## Problem description
Scan the listing that follows and report how many lines contain "name". Write the number alone.

## Information given

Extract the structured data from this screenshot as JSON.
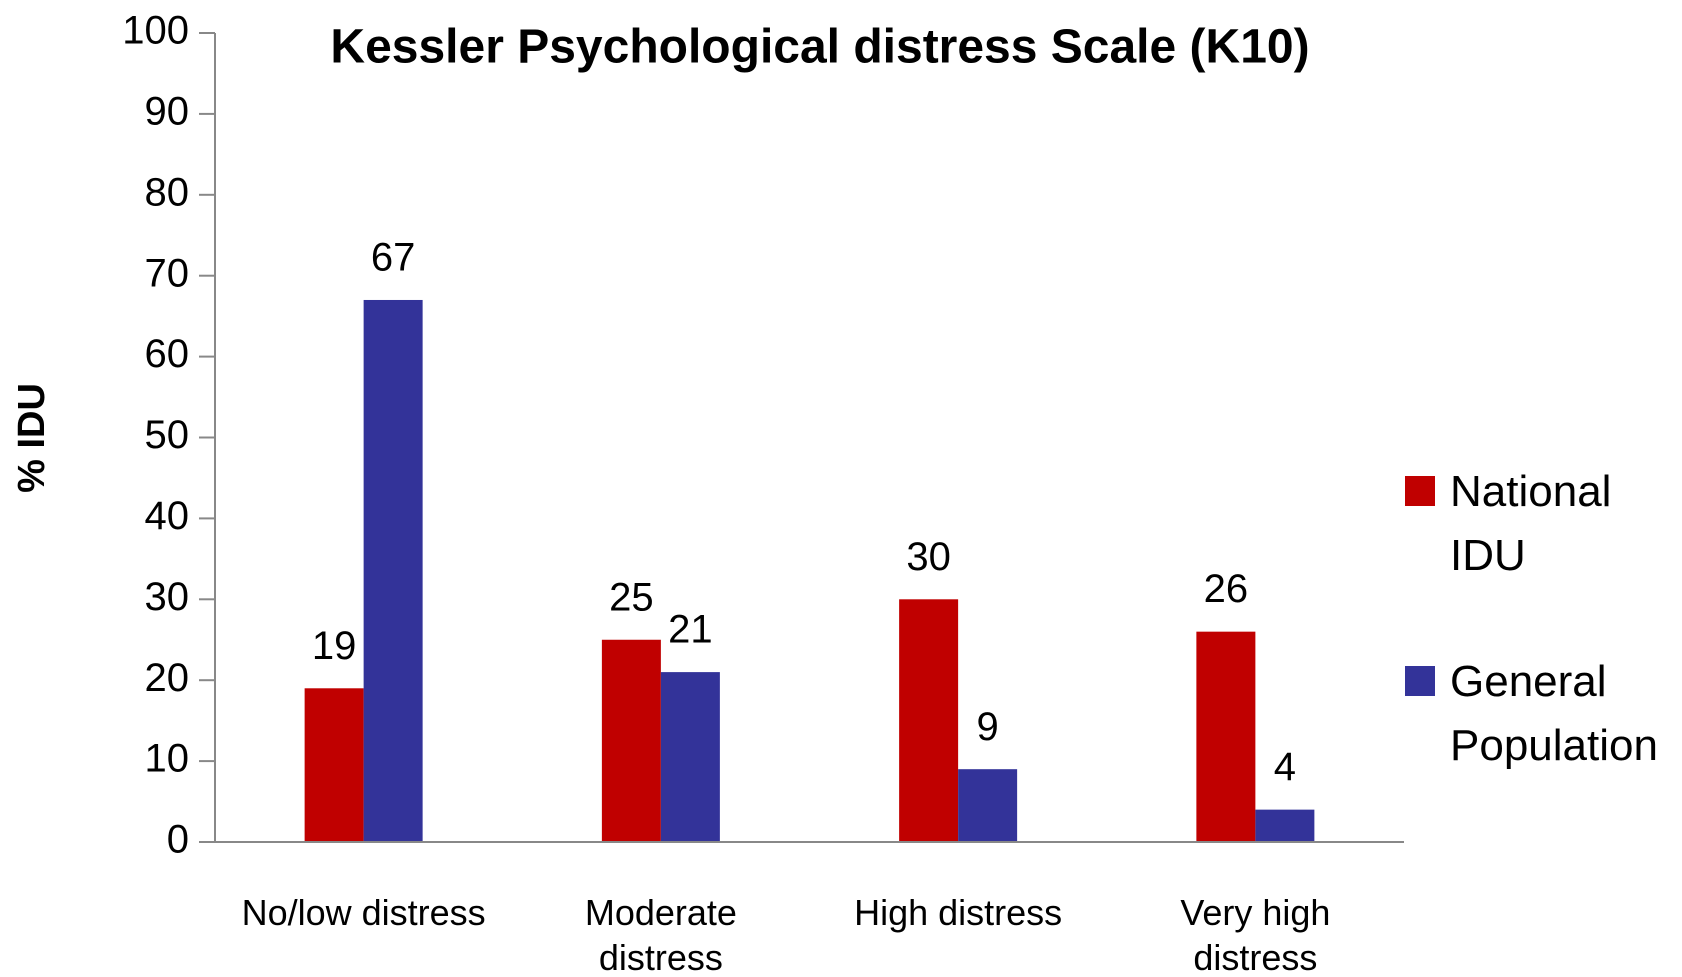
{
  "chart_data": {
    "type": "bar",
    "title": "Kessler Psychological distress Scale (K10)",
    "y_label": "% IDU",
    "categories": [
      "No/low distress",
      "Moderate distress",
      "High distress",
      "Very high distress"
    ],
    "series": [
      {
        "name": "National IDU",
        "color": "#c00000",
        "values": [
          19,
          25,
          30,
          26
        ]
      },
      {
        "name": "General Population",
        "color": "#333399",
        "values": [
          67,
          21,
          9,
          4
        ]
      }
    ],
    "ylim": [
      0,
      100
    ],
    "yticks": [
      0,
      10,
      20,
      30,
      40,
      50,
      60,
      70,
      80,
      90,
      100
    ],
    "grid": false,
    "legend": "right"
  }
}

## Task output
2